> TASK BRIEF: In the listing below, find every line containing "sind" and copy it out.
** Begin DATA SUPPLIED **
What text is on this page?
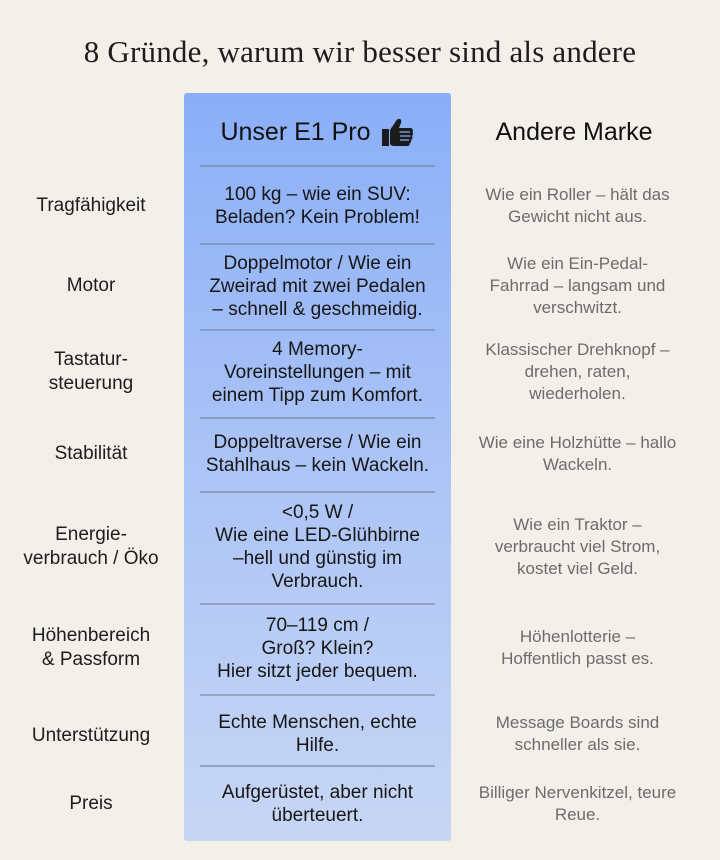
8 Gründe, warum wir besser sind als andere
Unser E1 Pro	Andere Marke
Tragfähigkeit
100 kg – wie ein SUV:
Beladen? Kein Problem!
Wie ein Roller – hält das
Gewicht nicht aus.
Motor
Doppelmotor / Wie ein
Zweirad mit zwei Pedalen
– schnell & geschmeidig.
Wie ein Ein-Pedal-
Fahrrad – langsam und
verschwitzt.
Tastatur-
steuerung
4 Memory-
Voreinstellungen – mit
einem Tipp zum Komfort.
Klassischer Drehknopf –
drehen, raten,
wiederholen.
Stabilität
Doppeltraverse / Wie ein
Stahlhaus – kein Wackeln.
Wie eine Holzhütte – hallo
Wackeln.
Energie-
verbrauch / Öko
<0,5 W /
Wie eine LED-Glühbirne
–hell und günstig im
Verbrauch.
Wie ein Traktor –
verbraucht viel Strom,
kostet viel Geld.
Höhenbereich
& Passform
70–119 cm /
Groß? Klein?
Hier sitzt jeder bequem.
Höhenlotterie –
Hoffentlich passt es.
Unterstützung
Echte Menschen, echte
Hilfe.
Message Boards sind
schneller als sie.
Preis
Aufgerüstet, aber nicht
überteuert.
Billiger Nervenkitzel, teure
Reue.
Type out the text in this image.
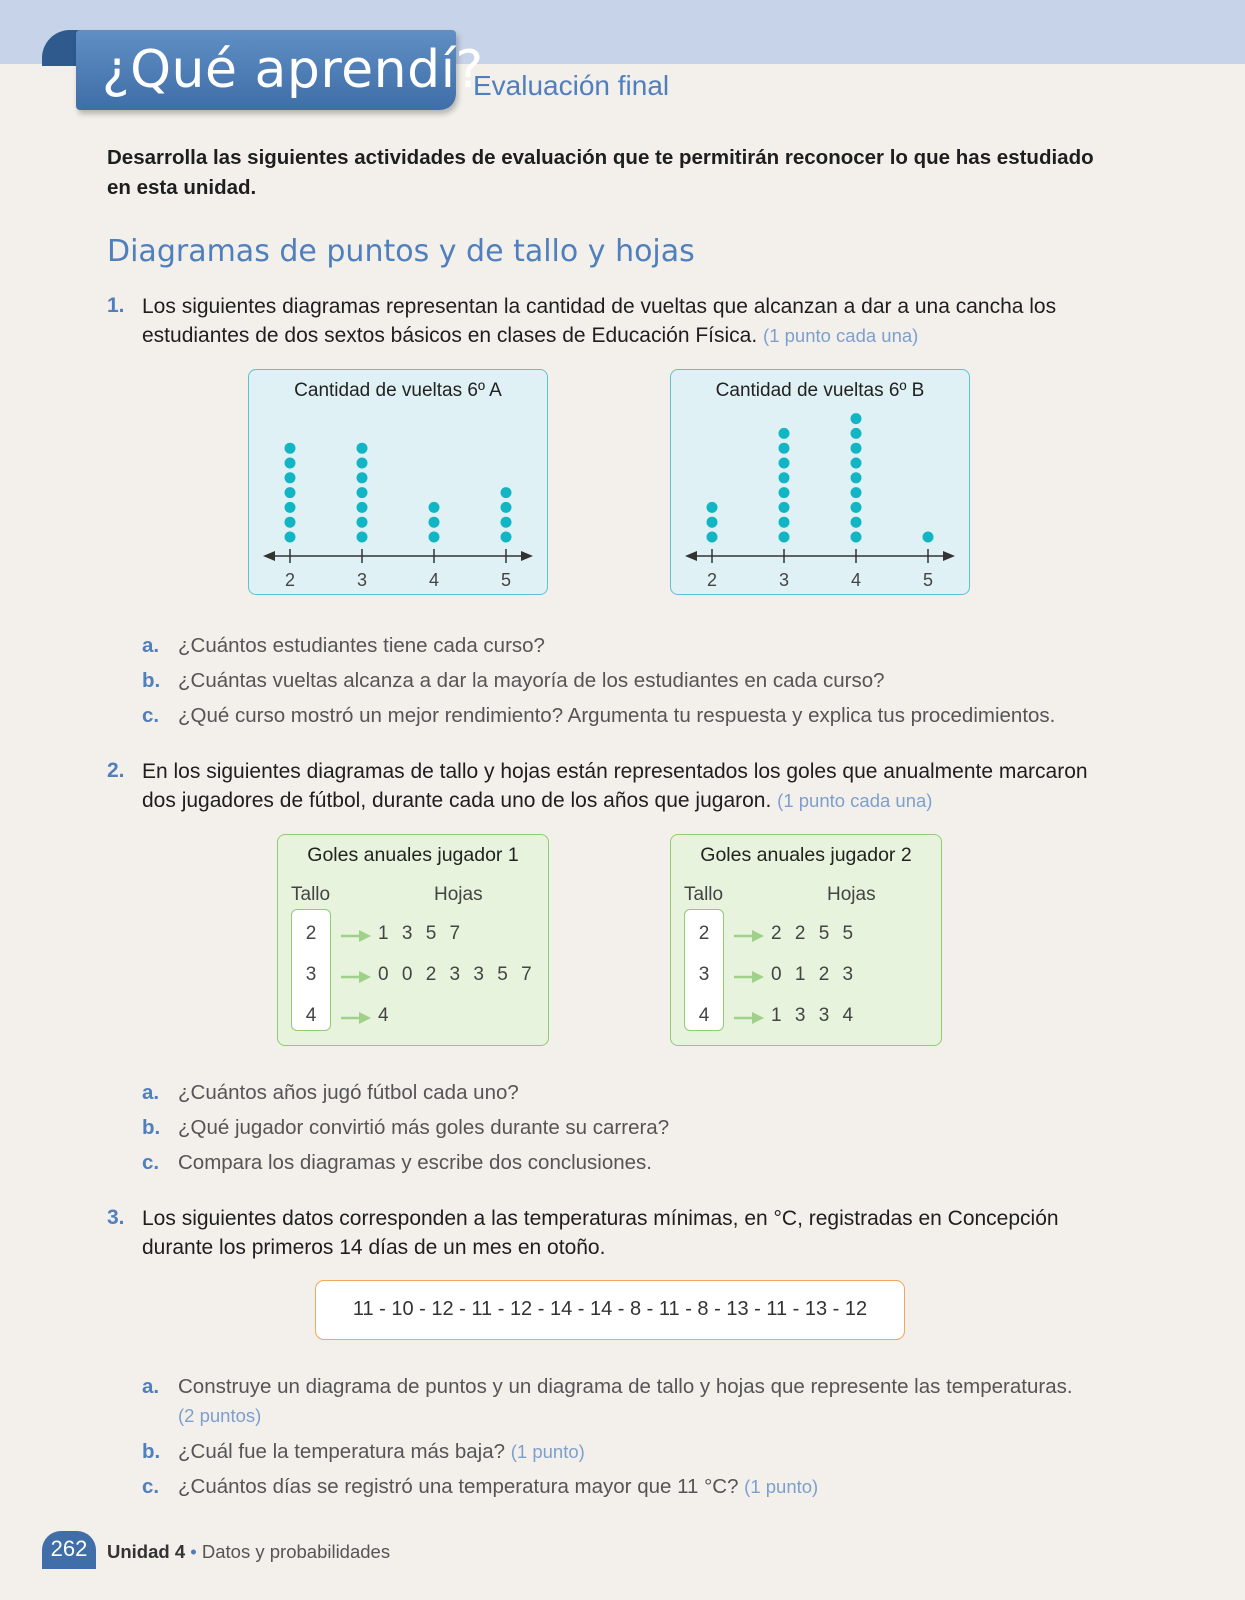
¿Qué aprendí?
Evaluación final
Desarrolla las siguientes actividades de evaluación que te permitirán reconocer lo que has estudiado en esta unidad.
Diagramas de puntos y de tallo y hojas
1. Los siguientes diagramas representan la cantidad de vueltas que alcanzan a dar a una cancha los estudiantes de dos sextos básicos en clases de Educación Física. (1 punto cada una)
Cantidad de vueltas 6º A
2	3	4	5
Cantidad de vueltas 6º B
2	3	4	5
a. ¿Cuántos estudiantes tiene cada curso?
b. ¿Cuántas vueltas alcanza a dar la mayoría de los estudiantes en cada curso?
c. ¿Qué curso mostró un mejor rendimiento? Argumenta tu respuesta y explica tus procedimientos.
2. En los siguientes diagramas de tallo y hojas están representados los goles que anualmente marcaron dos jugadores de fútbol, durante cada uno de los años que jugaron. (1 punto cada una)
Goles anuales jugador 1
Tallo	Hojas
2	1 3 5 7
3	0 0 2 3 3 5 7
4	4
Goles anuales jugador 2
Tallo	Hojas
2	2 2 5 5
3	0 1 2 3
4	1 3 3 4
a. ¿Cuántos años jugó fútbol cada uno?
b. ¿Qué jugador convirtió más goles durante su carrera?
c. Compara los diagramas y escribe dos conclusiones.
3. Los siguientes datos corresponden a las temperaturas mínimas, en °C, registradas en Concepción durante los primeros 14 días de un mes en otoño.
11 - 10 - 12 - 11 - 12 - 14 - 14 - 8 - 11 - 8 - 13 - 11 - 13 - 12
a. Construye un diagrama de puntos y un diagrama de tallo y hojas que represente las temperaturas.
(2 puntos)
b. ¿Cuál fue la temperatura más baja? (1 punto)
c. ¿Cuántos días se registró una temperatura mayor que 11 °C? (1 punto)
262	Unidad 4 • Datos y probabilidades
** End DATA SUPPLIED **
> FULL RESPONSE:
8 Gründe, warum wir besser sind als andere
Message Boards sind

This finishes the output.